- Stated task -
Give the number of lines in the data that contain "každá", and nothing more.

- Stored rows -
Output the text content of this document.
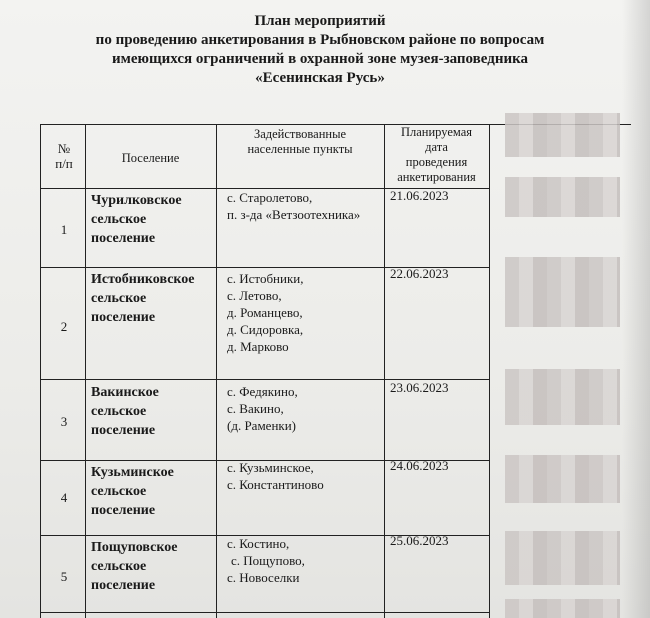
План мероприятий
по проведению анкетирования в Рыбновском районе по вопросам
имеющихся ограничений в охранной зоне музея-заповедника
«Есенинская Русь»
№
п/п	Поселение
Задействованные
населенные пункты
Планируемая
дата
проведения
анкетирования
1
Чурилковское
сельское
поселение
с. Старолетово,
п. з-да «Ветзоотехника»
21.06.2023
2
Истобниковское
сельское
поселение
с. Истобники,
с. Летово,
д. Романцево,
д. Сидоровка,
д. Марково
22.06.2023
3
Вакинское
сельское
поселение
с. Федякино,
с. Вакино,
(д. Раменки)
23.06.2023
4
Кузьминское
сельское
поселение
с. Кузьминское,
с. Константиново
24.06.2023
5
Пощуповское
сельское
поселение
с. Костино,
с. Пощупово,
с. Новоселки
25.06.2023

---

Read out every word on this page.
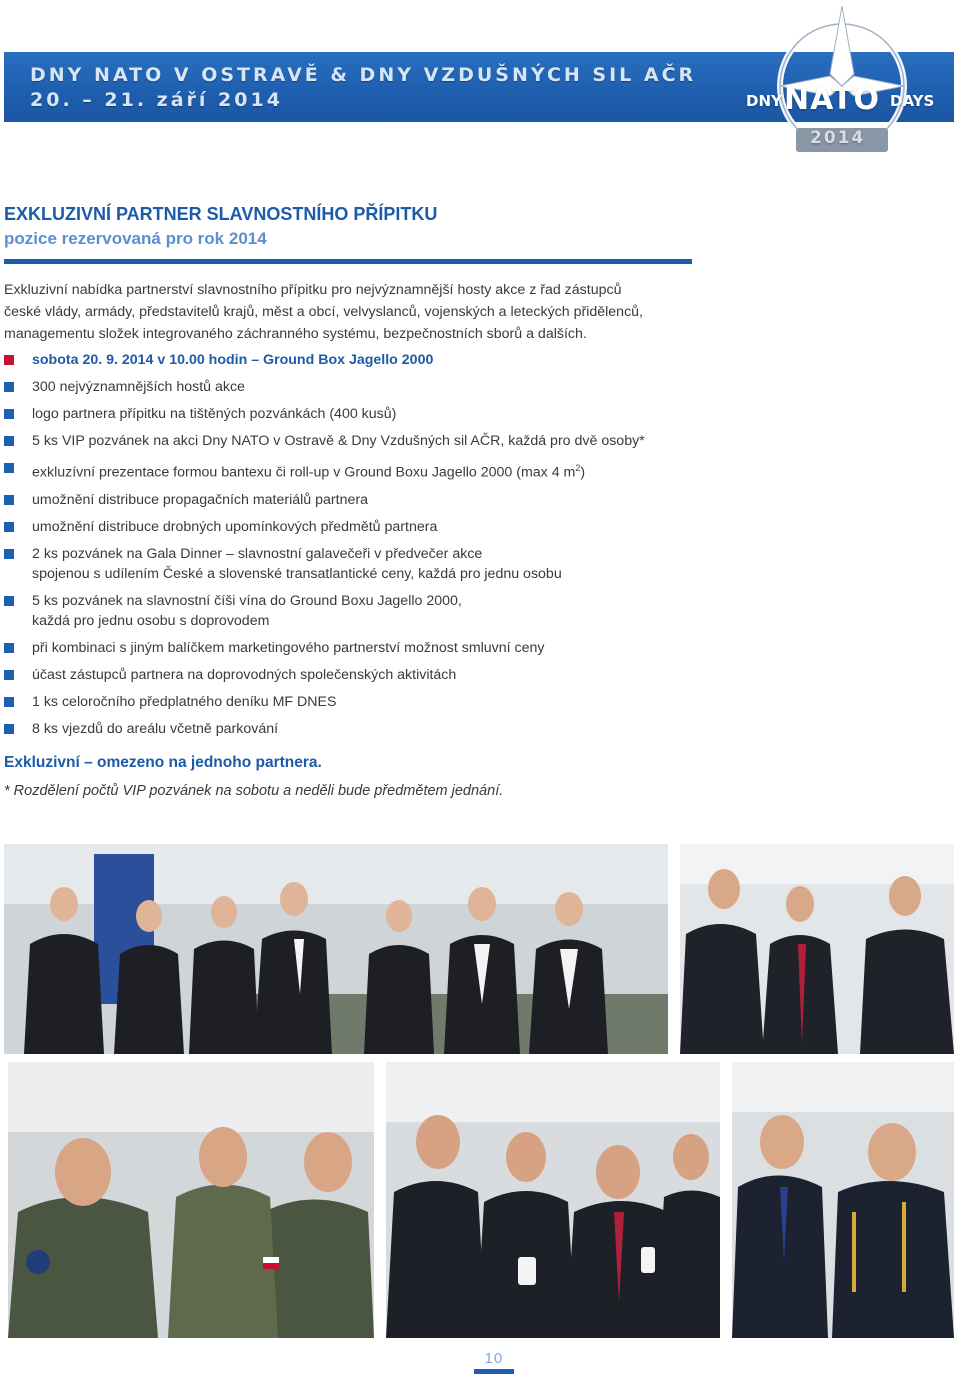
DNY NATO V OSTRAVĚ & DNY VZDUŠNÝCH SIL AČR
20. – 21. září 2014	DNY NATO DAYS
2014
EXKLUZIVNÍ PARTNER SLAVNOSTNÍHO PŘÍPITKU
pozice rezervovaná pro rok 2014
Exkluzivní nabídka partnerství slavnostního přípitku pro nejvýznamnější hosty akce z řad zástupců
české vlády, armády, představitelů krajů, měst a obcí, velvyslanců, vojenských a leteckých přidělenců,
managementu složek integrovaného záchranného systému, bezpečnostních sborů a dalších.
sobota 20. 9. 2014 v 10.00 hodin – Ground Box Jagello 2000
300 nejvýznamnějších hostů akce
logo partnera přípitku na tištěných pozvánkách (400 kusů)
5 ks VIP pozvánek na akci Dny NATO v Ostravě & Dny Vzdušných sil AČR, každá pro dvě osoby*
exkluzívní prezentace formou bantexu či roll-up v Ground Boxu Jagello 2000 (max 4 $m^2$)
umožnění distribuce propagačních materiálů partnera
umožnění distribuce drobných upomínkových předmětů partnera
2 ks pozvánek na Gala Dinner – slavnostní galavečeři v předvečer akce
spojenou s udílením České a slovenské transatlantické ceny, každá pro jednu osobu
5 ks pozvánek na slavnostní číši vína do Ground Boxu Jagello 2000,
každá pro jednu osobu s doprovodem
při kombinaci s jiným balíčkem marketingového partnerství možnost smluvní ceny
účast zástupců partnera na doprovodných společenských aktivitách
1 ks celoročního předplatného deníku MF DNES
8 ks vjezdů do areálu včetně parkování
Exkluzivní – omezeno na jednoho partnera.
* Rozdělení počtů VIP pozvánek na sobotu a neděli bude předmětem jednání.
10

--

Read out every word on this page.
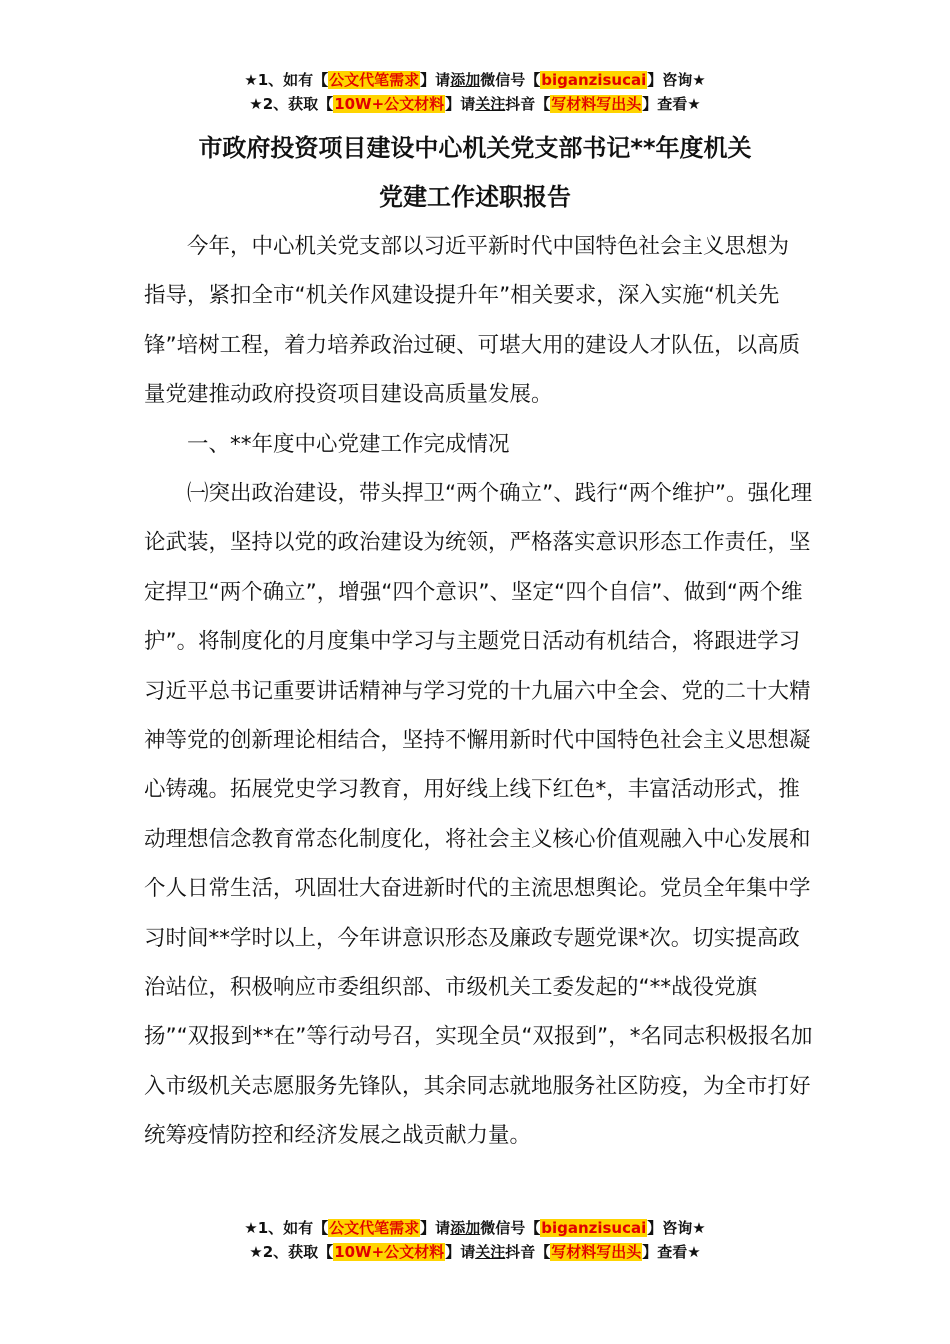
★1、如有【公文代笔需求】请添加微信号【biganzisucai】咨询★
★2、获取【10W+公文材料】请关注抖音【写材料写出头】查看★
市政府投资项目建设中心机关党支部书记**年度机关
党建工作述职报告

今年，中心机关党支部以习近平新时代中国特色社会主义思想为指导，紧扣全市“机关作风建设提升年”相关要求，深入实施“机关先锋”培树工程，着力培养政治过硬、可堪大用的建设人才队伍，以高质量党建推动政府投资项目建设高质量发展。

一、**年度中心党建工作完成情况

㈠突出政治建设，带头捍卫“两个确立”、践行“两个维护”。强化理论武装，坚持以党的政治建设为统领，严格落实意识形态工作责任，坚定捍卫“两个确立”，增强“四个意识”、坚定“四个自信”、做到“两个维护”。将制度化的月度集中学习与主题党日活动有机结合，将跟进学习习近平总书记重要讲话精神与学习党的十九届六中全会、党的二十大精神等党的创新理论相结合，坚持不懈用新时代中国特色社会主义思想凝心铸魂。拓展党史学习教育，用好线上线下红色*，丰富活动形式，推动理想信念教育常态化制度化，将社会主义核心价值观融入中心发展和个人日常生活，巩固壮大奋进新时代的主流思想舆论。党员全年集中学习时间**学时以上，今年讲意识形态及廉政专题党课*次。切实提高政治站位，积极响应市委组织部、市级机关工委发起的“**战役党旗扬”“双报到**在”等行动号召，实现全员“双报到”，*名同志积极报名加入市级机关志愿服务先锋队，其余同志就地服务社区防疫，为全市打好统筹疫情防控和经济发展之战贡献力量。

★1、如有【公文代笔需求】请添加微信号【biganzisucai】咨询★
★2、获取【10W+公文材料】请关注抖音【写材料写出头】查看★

- Exercise response -
3